Problem requirements
Can you format the part of the listing that opens with the line containing "svg-text:15V: 15V [860, 201, 870, 207]" and closes with the line containing "svg-text:I C8: I C8 [940, 410, 950, 416]" as a JSON list of strings, one string per line, with both of those lines included and blank lines left out? Give only the lines in that span.

Layout annotation listing
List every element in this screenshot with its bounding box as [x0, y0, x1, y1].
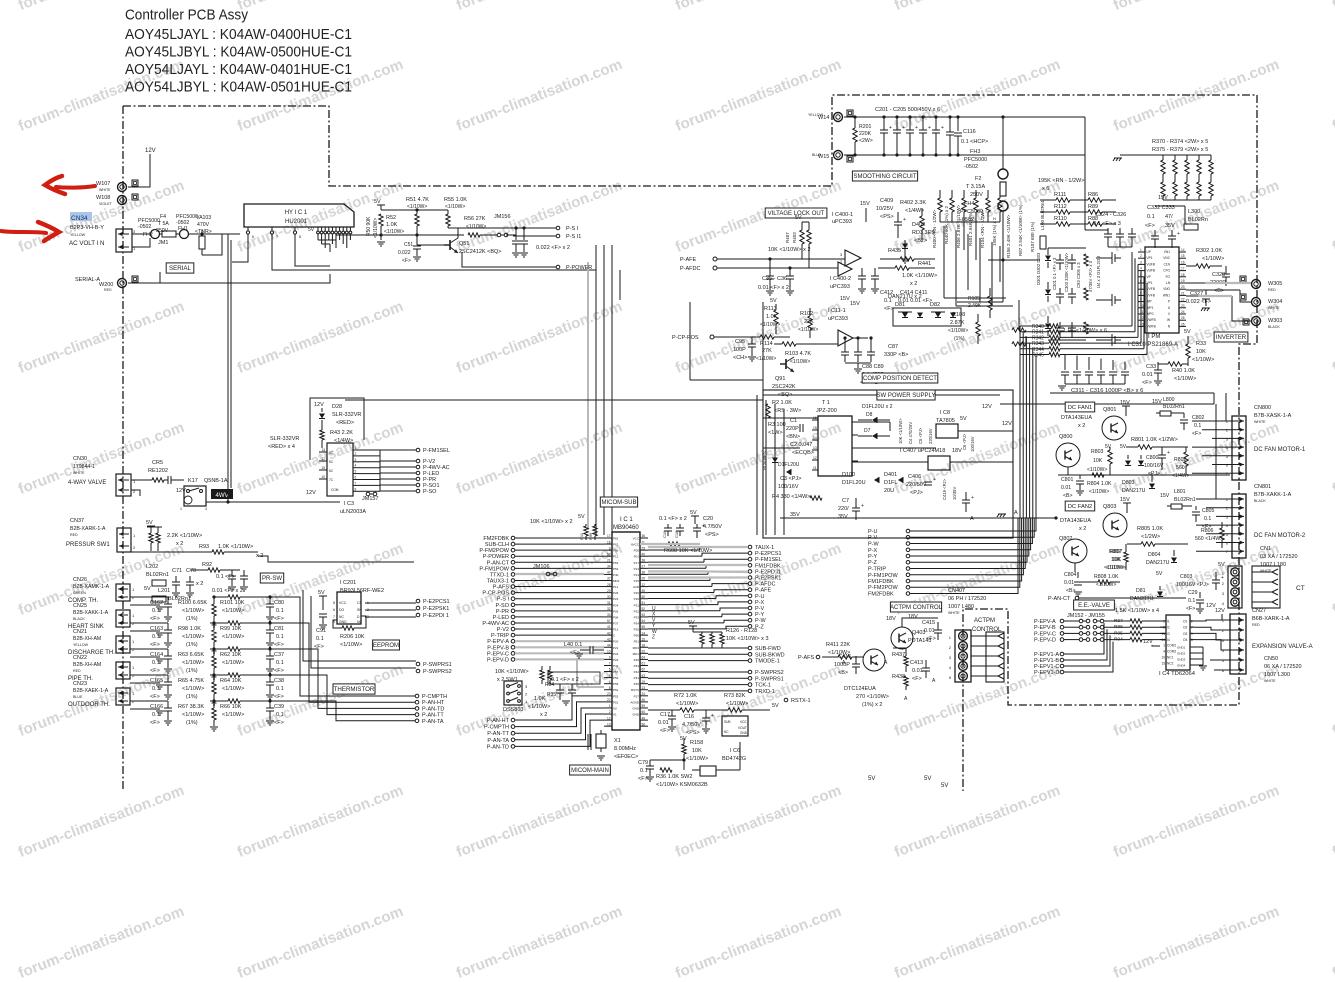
svg-text:15V: 15V [860, 201, 870, 207]
svg-text:32: 32 [607, 607, 611, 611]
svg-text:35V: 35V [1165, 223, 1175, 229]
wire U V W outputs gray [1205, 282, 1251, 284]
region box SW POWER SUPPLY [345, 399, 763, 401]
svg-text:P61: P61 [634, 640, 640, 644]
svg-text:I C8: I C8 [940, 410, 950, 416]
svg-text:P63: P63 [613, 537, 619, 541]
svg-text:R51 4.7K: R51 4.7K [406, 197, 429, 203]
svg-text:BLACK: BLACK [1268, 325, 1280, 329]
transistor Q401 DTC124EUA [863, 649, 885, 671]
svg-text:R104 <RN - 1/2W>: R104 <RN - 1/2W> [980, 209, 985, 248]
svg-text:R86: R86 [1088, 192, 1098, 198]
svg-text:CN23: CN23 [73, 681, 87, 687]
svg-text:12V: 12V [145, 148, 156, 154]
svg-text:Q91: Q91 [775, 376, 785, 382]
wire left low fanout [511, 718, 515, 722]
svg-text:GREEN: GREEN [73, 591, 86, 595]
svg-text:WHITE: WHITE [73, 471, 85, 475]
svg-text:R375 - R379 <2W> x 5: R375 - R379 <2W> x 5 [1152, 147, 1208, 153]
boxed label VILTAGE LOCK OUT [765, 208, 827, 218]
svg-text:R73 82K: R73 82K [724, 693, 746, 699]
CT bracket [1252, 566, 1280, 608]
svg-text:<1/10W>: <1/10W> [756, 356, 776, 362]
svg-text:F2: F2 [975, 176, 981, 182]
svg-text:<F>: <F> [150, 668, 160, 674]
svg-text:1: 1 [180, 507, 182, 511]
capacitor column C301-C305 [1059, 254, 1061, 260]
svg-text:10K <1/10W> x 3: 10K <1/10W> x 3 [726, 636, 769, 642]
svg-text:14: 14 [642, 631, 646, 635]
svg-text:P22: P22 [613, 652, 619, 656]
svg-text:P-AN-TD: P-AN-TD [422, 706, 444, 712]
svg-text:P30: P30 [634, 597, 640, 601]
svg-text:P44: P44 [613, 664, 619, 668]
svg-text:P-W: P-W [755, 618, 767, 624]
svg-text:FM1FDBK: FM1FDBK [755, 563, 781, 569]
wire P-U fan column [906, 529, 910, 533]
svg-text:C17: C17 [660, 712, 670, 718]
svg-text:37: 37 [607, 577, 611, 581]
svg-text:27: 27 [642, 565, 646, 569]
svg-text:DO: DO [339, 608, 344, 612]
svg-text:6: 6 [333, 608, 335, 612]
svg-text:WHITE: WHITE [948, 611, 960, 615]
wire q51 to micom columns [619, 270, 621, 300]
svg-text:11: 11 [1162, 632, 1166, 636]
svg-text:4: 4 [1140, 267, 1142, 271]
svg-text:8: 8 [333, 601, 335, 605]
svg-text:R206 10K: R206 10K [340, 634, 365, 640]
svg-text:5V: 5V [688, 620, 695, 626]
capacitor bank C201-C205 [883, 118, 885, 130]
svg-text:<PS>: <PS> [686, 730, 700, 736]
svg-text:0.1 <F> x 3: 0.1 <F> x 3 [1093, 221, 1121, 227]
svg-text:X1: X1 [614, 738, 621, 744]
svg-text:VCC: VCC [339, 601, 347, 605]
svg-text:P-AN-TD: P-AN-TD [487, 744, 509, 750]
wire fh4 to swps [1002, 260, 1004, 302]
svg-text:0.1: 0.1 [276, 660, 284, 666]
svg-text:P23: P23 [613, 658, 619, 662]
svg-text:W305: W305 [1268, 281, 1282, 287]
svg-text:220/16V: 220/16V [928, 428, 933, 444]
svg-text:1007 L180: 1007 L180 [1260, 562, 1286, 568]
svg-text:23: 23 [1181, 304, 1185, 308]
svg-text:0.01 <F> x 2: 0.01 <F> x 2 [758, 285, 789, 291]
svg-text:1: 1 [133, 533, 136, 538]
svg-text:D81: D81 [895, 302, 905, 308]
svg-text:<1/10W> KSM0632B: <1/10W> KSM0632B [656, 782, 708, 788]
svg-text:0.1: 0.1 [1194, 423, 1201, 429]
svg-text:R101 10K: R101 10K [220, 600, 245, 606]
svg-text:P-EPV-D: P-EPV-D [487, 657, 509, 663]
wire IPM outputs to connectors [1186, 282, 1251, 284]
pin P-S I [556, 226, 560, 230]
wire AC line [132, 233, 150, 235]
svg-text:<1/10W>: <1/10W> [686, 756, 708, 762]
svg-text:10K <1/10W> x 2: 10K <1/10W> x 2 [768, 247, 811, 253]
svg-text:R87 2.94K <1/10W> (1%): R87 2.94K <1/10W> (1%) [1018, 204, 1023, 256]
svg-text:C81: C81 [274, 626, 284, 632]
svg-text:7C: 7C [329, 478, 334, 482]
svg-text:P-S I1: P-S I1 [566, 234, 581, 240]
svg-text:10K: 10K [1196, 349, 1206, 355]
svg-text:CN26: CN26 [73, 577, 87, 583]
svg-text:T 3.15A: T 3.15A [966, 184, 985, 190]
svg-text:R62 10K: R62 10K [220, 652, 242, 658]
svg-text:<1/10W>: <1/10W> [676, 701, 698, 707]
svg-text:P-EPV-C: P-EPV-C [487, 651, 509, 657]
svg-text:P34: P34 [634, 622, 640, 626]
svg-text:C419 <PJ>: C419 <PJ> [942, 478, 947, 500]
svg-text:23: 23 [607, 692, 611, 696]
svg-text:R65 4.75K: R65 4.75K [178, 678, 204, 684]
svg-text:(1%): (1%) [954, 336, 965, 342]
svg-text:BLUE: BLUE [73, 695, 83, 699]
svg-text:P-E2PD I1: P-E2PD I1 [755, 569, 781, 575]
svg-text:R114: R114 [760, 341, 773, 347]
svg-text:<F>: <F> [884, 306, 894, 312]
svg-text:R66 10K: R66 10K [220, 704, 242, 710]
svg-text:4C: 4C [329, 451, 334, 455]
diode pair symbols [917, 313, 923, 318]
svg-text:P66: P66 [613, 549, 619, 553]
svg-text:N: N [1168, 324, 1171, 328]
svg-text:uPC393: uPC393 [830, 284, 850, 290]
svg-text:O1: O1 [1183, 620, 1187, 624]
svg-text:2: 2 [1140, 254, 1142, 258]
svg-text:R64 10K: R64 10K [220, 678, 242, 684]
svg-text:16: 16 [1181, 260, 1185, 264]
svg-text:15: 15 [1181, 254, 1185, 258]
svg-text:4.7/50V: 4.7/50V [682, 722, 701, 728]
svg-text:R43 2.2K: R43 2.2K [330, 430, 353, 436]
resistor R87 R88 small [1012, 328, 1026, 332]
svg-text:R97: R97 [1114, 618, 1123, 624]
svg-text:270 <1/10W>: 270 <1/10W> [856, 694, 889, 700]
svg-text:+: + [1177, 231, 1180, 237]
svg-text:SERIAL-A: SERIAL-A [75, 277, 100, 283]
svg-text:R403: R403 [792, 232, 797, 243]
svg-text:B2B-XARK-1-A: B2B-XARK-1-A [70, 526, 106, 532]
svg-text:56: 56 [642, 722, 646, 726]
svg-text:P-TRIP: P-TRIP [491, 633, 509, 639]
svg-text:0.1: 0.1 [276, 686, 284, 692]
svg-text:P-E2PCS1: P-E2PCS1 [755, 551, 782, 557]
svg-text:42: 42 [607, 631, 611, 635]
svg-text:R94: R94 [1114, 637, 1123, 643]
svg-text:<1/10W>: <1/10W> [182, 660, 204, 666]
crystal X1 8.00MHz [596, 734, 606, 748]
svg-text:44: 44 [607, 644, 611, 648]
svg-text:CN800: CN800 [1254, 405, 1271, 411]
svg-text:D7: D7 [864, 428, 871, 434]
svg-text:DAN217U x 2: DAN217U x 2 [888, 294, 922, 300]
svg-text:R807: R807 [1109, 549, 1122, 555]
svg-text:4: 4 [1163, 650, 1165, 654]
svg-text:12: 12 [813, 456, 817, 460]
svg-text:52: 52 [642, 607, 646, 611]
svg-text:R126 - R128: R126 - R128 [726, 628, 757, 634]
svg-text:<1/10W>: <1/10W> [222, 686, 244, 692]
svg-text:D803: D803 [1122, 480, 1135, 486]
svg-text:P-EPV-A: P-EPV-A [1034, 619, 1056, 625]
svg-text:5: 5 [355, 470, 357, 474]
IC310 IPM box [1145, 247, 1179, 333]
boxed label MICOM-SUB [600, 497, 637, 507]
svg-text:P-FM1SEL: P-FM1SEL [423, 448, 450, 454]
svg-text:DSS803: DSS803 [503, 707, 524, 713]
svg-text:R102: R102 [800, 311, 813, 317]
svg-text:<1/10W>: <1/10W> [340, 642, 362, 648]
svg-text:AOY54LJAYL : K04AW-0401HUE-C1: AOY54LJAYL : K04AW-0401HUE-C1 [125, 62, 352, 78]
svg-text:5V: 5V [1120, 444, 1127, 450]
svg-text:A: A [884, 660, 888, 666]
svg-text:uPC393: uPC393 [832, 219, 852, 225]
svg-text:12V: 12V [1215, 608, 1225, 614]
svg-text:R107 680 (1%): R107 680 (1%) [1030, 221, 1035, 252]
svg-text:0.1 <HCP>: 0.1 <HCP> [961, 139, 988, 145]
svg-text:195K <RN - 1/2W>: 195K <RN - 1/2W> [1038, 178, 1084, 184]
svg-text:10/25V: 10/25V [876, 206, 894, 212]
svg-text:11: 11 [813, 466, 817, 470]
svg-text:P-CP-POS: P-CP-POS [482, 591, 509, 597]
svg-text:8: 8 [1191, 638, 1193, 642]
svg-text:R808 1.0K: R808 1.0K [1094, 574, 1119, 580]
svg-text:61: 61 [642, 662, 646, 666]
svg-text:C16: C16 [684, 714, 694, 720]
svg-text:+: + [902, 125, 905, 131]
svg-text:TCK-1: TCK-1 [755, 683, 771, 689]
resistor column R400 group [939, 190, 941, 198]
svg-text:BL02Rn1: BL02Rn1 [1174, 497, 1196, 503]
svg-text:41: 41 [607, 625, 611, 629]
svg-text:4.7/50V: 4.7/50V [703, 524, 722, 530]
svg-text:A: A [932, 678, 936, 684]
svg-text:L800: L800 [1163, 397, 1175, 403]
svg-text:<1/10W>: <1/10W> [1096, 582, 1116, 588]
svg-text:AOY45LJBYL : K04AW-0500HUE-C1: AOY45LJBYL : K04AW-0500HUE-C1 [125, 45, 352, 61]
svg-text:3: 3 [525, 684, 528, 689]
svg-text:P12: P12 [613, 555, 619, 559]
pin RSTX-1 [784, 698, 788, 702]
svg-text:P01: P01 [634, 555, 640, 559]
svg-text:R40 1.0K: R40 1.0K [1172, 368, 1195, 374]
connector CT circles [1228, 566, 1242, 608]
svg-text:30: 30 [607, 595, 611, 599]
capacitor pr caps [231, 570, 233, 576]
svg-text:R112: R112 [1054, 204, 1067, 210]
svg-text:38: 38 [642, 571, 646, 575]
svg-text:25: 25 [642, 546, 646, 550]
svg-text:3: 3 [840, 252, 843, 257]
svg-text:V: V [1168, 312, 1171, 316]
svg-text:C805: C805 [1202, 508, 1215, 514]
svg-text:CN37: CN37 [70, 518, 84, 524]
svg-text:15: 15 [321, 466, 325, 470]
svg-text:D1FL: D1FL [884, 480, 897, 486]
svg-text:P-AFE: P-AFE [680, 257, 697, 263]
svg-text:<F>: <F> [274, 642, 284, 648]
svg-text:B2B-XAMK-1-A: B2B-XAMK-1-A [73, 584, 110, 590]
svg-text:5V: 5V [146, 520, 153, 526]
svg-text:HY I C 1: HY I C 1 [285, 210, 308, 216]
svg-text:18V: 18V [952, 448, 962, 454]
svg-text:<F>: <F> [912, 676, 922, 682]
svg-text:P45: P45 [634, 682, 640, 686]
svg-text:P62: P62 [613, 543, 619, 547]
svg-text:TA7805: TA7805 [936, 418, 955, 424]
PCB outline left border [122, 106, 124, 791]
svg-text:W303: W303 [1268, 318, 1282, 324]
svg-text:P-AN-HT: P-AN-HT [487, 718, 510, 724]
svg-text:0.1: 0.1 [276, 712, 284, 718]
svg-text:C93 C305 x 3: C93 C305 x 3 [1076, 262, 1081, 288]
svg-text:TRXD-1: TRXD-1 [755, 689, 775, 695]
svg-text:C800: C800 [1146, 455, 1159, 461]
svg-text:FO: FO [1166, 275, 1171, 279]
svg-text:A: A [1014, 510, 1018, 516]
svg-text:GND: GND [740, 731, 748, 735]
svg-text:YELLOW: YELLOW [70, 233, 86, 237]
svg-text:10K: 10K [1111, 557, 1121, 563]
svg-text:35V: 35V [838, 514, 848, 520]
resistor array R370-R379 [1162, 155, 1164, 160]
svg-text:0.01: 0.01 [1061, 485, 1071, 491]
svg-text:P-AN-CT: P-AN-CT [487, 560, 510, 566]
svg-text:P-TRIP: P-TRIP [868, 567, 886, 573]
wire relay to bus [206, 501, 340, 503]
svg-text:P-X: P-X [868, 548, 878, 554]
svg-text:GND: GND [632, 707, 640, 711]
wire micom left fanout [511, 536, 515, 540]
svg-text:CN21: CN21 [73, 629, 87, 635]
svg-text:179844-1: 179844-1 [73, 464, 95, 470]
svg-text:49: 49 [642, 716, 646, 720]
svg-text:<CH>: <CH> [733, 355, 747, 361]
svg-text:CN25: CN25 [73, 603, 87, 609]
svg-text:BL02Rn: BL02Rn [1188, 217, 1208, 223]
svg-text:VCC: VCC [633, 537, 640, 541]
svg-text:COM: COM [331, 488, 339, 492]
svg-text:2: 2 [1222, 581, 1225, 586]
svg-text:0.1: 0.1 [316, 636, 324, 642]
svg-text:50: 50 [642, 595, 646, 599]
svg-text:22: 22 [607, 698, 611, 702]
switch SW2 [700, 766, 716, 776]
svg-text:DAN217U: DAN217U [1146, 560, 1170, 566]
svg-text:64: 64 [642, 656, 646, 660]
svg-text:L202: L202 [146, 564, 158, 570]
wire 5V rail [381, 209, 448, 211]
svg-text:45: 45 [642, 589, 646, 593]
svg-text:3: 3 [355, 458, 357, 462]
svg-text:P17: P17 [634, 561, 640, 565]
svg-text:VWFB: VWFB [1147, 324, 1156, 328]
boxed label THERMISTOR [333, 684, 375, 694]
diode column D301-D303 [1045, 256, 1051, 261]
svg-text:5V: 5V [144, 586, 151, 592]
svg-text:14: 14 [1161, 638, 1165, 642]
svg-text:5V: 5V [960, 416, 967, 422]
svg-text:AOY45LJAYL : K04AW-0400HUE-C1: AOY45LJAYL : K04AW-0400HUE-C1 [125, 27, 352, 43]
svg-text:AC VOLT I N: AC VOLT I N [69, 240, 105, 247]
svg-text:SUB-BKWD: SUB-BKWD [755, 652, 785, 658]
svg-text:NC2: NC2 [1167, 662, 1174, 666]
svg-text:CN801: CN801 [1254, 484, 1271, 490]
svg-text:3: 3 [1140, 260, 1142, 264]
svg-text:I C 1: I C 1 [620, 517, 633, 523]
svg-text:I C4 TD62064: I C4 TD62064 [1159, 671, 1196, 677]
svg-text:PFC5000: PFC5000 [964, 157, 987, 163]
svg-text:<B>: <B> [1214, 288, 1224, 294]
svg-text:P-E2PDI 1: P-E2PDI 1 [423, 613, 449, 619]
svg-text:RED: RED [73, 669, 81, 673]
wire column interconnect [940, 221, 1000, 223]
svg-text:15V: 15V [1120, 400, 1130, 406]
svg-text:P27: P27 [634, 694, 640, 698]
svg-text:29: 29 [607, 589, 611, 593]
svg-text:2: 2 [133, 545, 136, 550]
connector CN407 circles [955, 630, 971, 682]
svg-text:12: 12 [642, 583, 646, 587]
svg-text:<F>: <F> [402, 258, 411, 264]
svg-text:0.1: 0.1 [1147, 214, 1155, 220]
svg-text:X1: X1 [613, 713, 617, 717]
svg-text:P-V: P-V [868, 535, 878, 541]
svg-text:2: 2 [609, 710, 611, 714]
svg-text:<ECQB>: <ECQB> [792, 450, 814, 456]
svg-text:C39: C39 [274, 704, 284, 710]
svg-text:C51: C51 [404, 242, 413, 248]
wire bus down to fan column [1019, 326, 1021, 518]
svg-text:12: 12 [321, 457, 325, 461]
svg-text:<EF0EC>: <EF0EC> [614, 754, 638, 760]
svg-text:F4: F4 [160, 214, 166, 220]
svg-text:53: 53 [642, 613, 646, 617]
svg-text:C301 0.1 <F> x 3: C301 0.1 <F> x 3 [1052, 257, 1057, 290]
svg-text:R201: R201 [859, 124, 872, 130]
svg-text:P: P [1168, 300, 1170, 304]
svg-text:P-SWPRS1: P-SWPRS1 [755, 676, 784, 682]
svg-text:COMP POSITION DETECT: COMP POSITION DETECT [863, 376, 937, 382]
svg-text:P-U: P-U [868, 529, 878, 535]
svg-text:NC: NC [724, 730, 729, 734]
svg-text:2.2K <1/10W>: 2.2K <1/10W> [167, 533, 202, 539]
svg-text:K17: K17 [188, 478, 198, 484]
svg-text:P-AFS: P-AFS [798, 655, 815, 661]
svg-text:470V: 470V [197, 222, 210, 228]
svg-text:R435: R435 [888, 248, 901, 254]
svg-text:GND2: GND2 [1177, 652, 1186, 656]
svg-text:R402 3.3K: R402 3.3K [900, 200, 926, 206]
gray trace sw1 [576, 658, 578, 687]
svg-text:P-FM1POW: P-FM1POW [868, 573, 898, 579]
svg-text:C413: C413 [910, 660, 923, 666]
connector W108 [118, 196, 127, 205]
svg-text:L801: L801 [1174, 489, 1186, 495]
wire actpm q403 [902, 618, 938, 627]
svg-text:I C11-1: I C11-1 [828, 308, 846, 314]
svg-text:WHITE: WHITE [1254, 420, 1266, 424]
boxed label COMP POSITION DETECT [862, 373, 938, 383]
svg-text:D8: D8 [866, 412, 873, 418]
svg-text:<PS>: <PS> [880, 214, 894, 220]
svg-text:5V: 5V [318, 590, 325, 596]
svg-text:0.022: 0.022 [398, 250, 411, 256]
svg-text:LN: LN [1166, 281, 1171, 285]
svg-text:C88 C89: C88 C89 [862, 364, 884, 370]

Solution for this problem
[
  "svg-text:15V: 15V [860, 201, 870, 207]",
  "svg-text:32: 32 [607, 607, 611, 611]",
  "svg-text:35V: 35V [1165, 223, 1175, 229]",
  "wire U V W outputs gray [1205, 282, 1251, 284]",
  "region box SW POWER SUPPLY [345, 399, 763, 401]",
  "svg-text:P61: P61 [634, 640, 640, 644]",
  "svg-text:I C8: I C8 [940, 410, 950, 416]"
]